Instruction →
Do any lines in the data below contain "rise"? If so, copy every one of them.
-=-=-
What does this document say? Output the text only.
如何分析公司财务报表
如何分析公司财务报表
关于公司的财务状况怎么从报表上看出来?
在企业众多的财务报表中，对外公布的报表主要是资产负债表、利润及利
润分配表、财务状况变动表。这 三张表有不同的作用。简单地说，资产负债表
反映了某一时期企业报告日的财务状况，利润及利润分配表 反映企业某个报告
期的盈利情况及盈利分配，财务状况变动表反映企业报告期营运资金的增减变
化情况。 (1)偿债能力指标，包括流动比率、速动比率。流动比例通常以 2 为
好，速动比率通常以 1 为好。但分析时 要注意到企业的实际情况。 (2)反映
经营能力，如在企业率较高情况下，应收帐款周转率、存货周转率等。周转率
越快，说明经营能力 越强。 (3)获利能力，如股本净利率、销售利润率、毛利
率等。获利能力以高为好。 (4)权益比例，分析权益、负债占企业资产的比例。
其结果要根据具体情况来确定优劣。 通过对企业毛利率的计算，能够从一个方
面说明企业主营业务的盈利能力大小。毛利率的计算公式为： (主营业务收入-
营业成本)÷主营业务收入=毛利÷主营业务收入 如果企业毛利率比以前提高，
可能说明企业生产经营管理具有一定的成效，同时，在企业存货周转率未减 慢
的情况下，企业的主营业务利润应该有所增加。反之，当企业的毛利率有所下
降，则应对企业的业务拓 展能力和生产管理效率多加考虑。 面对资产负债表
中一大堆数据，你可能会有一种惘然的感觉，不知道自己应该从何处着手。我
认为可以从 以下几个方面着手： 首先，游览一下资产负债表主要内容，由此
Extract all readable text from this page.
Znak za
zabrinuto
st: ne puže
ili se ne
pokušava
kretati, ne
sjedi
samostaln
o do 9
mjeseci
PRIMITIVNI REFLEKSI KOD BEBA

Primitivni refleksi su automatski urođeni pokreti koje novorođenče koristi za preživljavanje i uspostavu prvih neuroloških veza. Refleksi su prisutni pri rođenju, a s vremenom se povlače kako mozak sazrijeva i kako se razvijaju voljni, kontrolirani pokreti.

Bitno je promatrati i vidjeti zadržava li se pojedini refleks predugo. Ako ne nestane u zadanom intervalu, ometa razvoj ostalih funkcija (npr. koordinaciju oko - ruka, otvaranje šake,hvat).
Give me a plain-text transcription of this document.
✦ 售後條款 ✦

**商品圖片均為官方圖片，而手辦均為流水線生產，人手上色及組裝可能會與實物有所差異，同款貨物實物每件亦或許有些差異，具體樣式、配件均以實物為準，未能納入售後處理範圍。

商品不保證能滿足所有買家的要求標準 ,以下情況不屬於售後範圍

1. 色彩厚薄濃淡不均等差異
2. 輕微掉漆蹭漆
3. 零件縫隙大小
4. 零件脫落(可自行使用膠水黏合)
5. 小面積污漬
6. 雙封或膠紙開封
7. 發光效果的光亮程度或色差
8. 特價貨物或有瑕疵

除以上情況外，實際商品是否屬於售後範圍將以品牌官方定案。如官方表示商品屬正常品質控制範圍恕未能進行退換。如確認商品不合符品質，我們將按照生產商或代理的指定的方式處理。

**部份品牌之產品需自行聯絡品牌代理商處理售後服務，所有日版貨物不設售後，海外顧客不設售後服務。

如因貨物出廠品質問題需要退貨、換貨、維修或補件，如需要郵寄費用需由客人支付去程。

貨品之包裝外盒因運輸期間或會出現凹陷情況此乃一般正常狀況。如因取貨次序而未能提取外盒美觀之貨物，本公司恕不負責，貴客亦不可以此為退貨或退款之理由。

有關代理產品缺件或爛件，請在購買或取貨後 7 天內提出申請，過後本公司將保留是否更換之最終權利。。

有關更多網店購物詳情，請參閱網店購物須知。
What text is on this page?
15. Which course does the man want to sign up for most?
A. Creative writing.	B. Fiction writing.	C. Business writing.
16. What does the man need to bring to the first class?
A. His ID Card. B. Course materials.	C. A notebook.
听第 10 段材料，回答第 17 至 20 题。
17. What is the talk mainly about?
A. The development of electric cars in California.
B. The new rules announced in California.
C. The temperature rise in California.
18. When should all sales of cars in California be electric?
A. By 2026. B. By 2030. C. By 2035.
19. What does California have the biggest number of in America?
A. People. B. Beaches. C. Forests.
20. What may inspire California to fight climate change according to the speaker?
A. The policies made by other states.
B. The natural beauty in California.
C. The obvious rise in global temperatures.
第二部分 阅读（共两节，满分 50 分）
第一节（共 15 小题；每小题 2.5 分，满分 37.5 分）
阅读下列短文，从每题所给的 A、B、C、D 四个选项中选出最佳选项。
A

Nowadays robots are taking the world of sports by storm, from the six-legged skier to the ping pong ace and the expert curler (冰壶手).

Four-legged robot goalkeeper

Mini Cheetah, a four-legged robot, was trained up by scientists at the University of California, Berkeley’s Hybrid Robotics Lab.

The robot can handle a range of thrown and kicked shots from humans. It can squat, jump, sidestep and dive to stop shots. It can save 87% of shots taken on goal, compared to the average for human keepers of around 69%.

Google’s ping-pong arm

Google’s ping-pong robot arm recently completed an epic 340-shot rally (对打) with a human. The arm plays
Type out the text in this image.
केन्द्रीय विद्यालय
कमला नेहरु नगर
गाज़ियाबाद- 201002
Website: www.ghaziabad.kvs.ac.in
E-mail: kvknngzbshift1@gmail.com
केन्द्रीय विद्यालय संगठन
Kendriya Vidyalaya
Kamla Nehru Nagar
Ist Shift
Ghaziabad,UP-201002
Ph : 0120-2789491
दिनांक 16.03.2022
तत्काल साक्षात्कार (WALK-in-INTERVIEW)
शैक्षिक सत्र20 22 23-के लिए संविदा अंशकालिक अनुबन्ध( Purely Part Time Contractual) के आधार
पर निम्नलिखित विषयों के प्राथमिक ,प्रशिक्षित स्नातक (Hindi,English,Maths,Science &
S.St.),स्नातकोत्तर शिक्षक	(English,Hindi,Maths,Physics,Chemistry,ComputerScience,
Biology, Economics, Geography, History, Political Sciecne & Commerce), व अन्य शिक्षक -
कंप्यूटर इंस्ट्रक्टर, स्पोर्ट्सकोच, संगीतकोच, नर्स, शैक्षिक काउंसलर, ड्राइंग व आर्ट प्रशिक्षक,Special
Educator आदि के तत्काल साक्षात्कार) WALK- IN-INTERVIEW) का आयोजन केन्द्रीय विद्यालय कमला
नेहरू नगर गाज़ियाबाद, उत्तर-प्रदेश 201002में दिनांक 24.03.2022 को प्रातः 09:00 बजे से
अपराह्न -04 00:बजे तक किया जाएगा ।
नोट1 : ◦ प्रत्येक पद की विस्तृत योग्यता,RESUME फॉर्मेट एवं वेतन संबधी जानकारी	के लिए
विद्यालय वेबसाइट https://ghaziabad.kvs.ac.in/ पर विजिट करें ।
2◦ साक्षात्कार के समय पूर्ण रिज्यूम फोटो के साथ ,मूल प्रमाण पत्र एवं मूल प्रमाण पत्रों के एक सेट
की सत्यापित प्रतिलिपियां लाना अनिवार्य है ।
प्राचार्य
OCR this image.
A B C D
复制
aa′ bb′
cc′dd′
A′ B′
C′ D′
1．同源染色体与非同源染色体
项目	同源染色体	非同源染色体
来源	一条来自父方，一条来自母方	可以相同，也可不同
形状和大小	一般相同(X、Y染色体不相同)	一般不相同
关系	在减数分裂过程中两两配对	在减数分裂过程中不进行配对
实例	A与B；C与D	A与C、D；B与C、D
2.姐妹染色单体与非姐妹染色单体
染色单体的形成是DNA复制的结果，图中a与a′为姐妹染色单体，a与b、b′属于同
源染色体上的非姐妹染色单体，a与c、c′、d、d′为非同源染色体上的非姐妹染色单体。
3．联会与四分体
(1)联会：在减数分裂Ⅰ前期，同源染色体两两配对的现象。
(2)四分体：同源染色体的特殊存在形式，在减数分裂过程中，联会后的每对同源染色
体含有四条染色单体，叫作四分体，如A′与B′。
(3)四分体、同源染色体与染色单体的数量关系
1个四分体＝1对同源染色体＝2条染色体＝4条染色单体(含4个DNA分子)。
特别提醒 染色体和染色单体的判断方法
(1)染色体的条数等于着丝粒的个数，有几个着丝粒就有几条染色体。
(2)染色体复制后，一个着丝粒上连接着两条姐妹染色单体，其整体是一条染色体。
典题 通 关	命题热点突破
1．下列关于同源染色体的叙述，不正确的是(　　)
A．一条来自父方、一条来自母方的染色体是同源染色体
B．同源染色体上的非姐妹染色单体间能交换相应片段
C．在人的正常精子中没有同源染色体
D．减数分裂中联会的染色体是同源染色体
-=-=-
Result →
C. The temperature rise in California.
C. The obvious rise in global temperatures.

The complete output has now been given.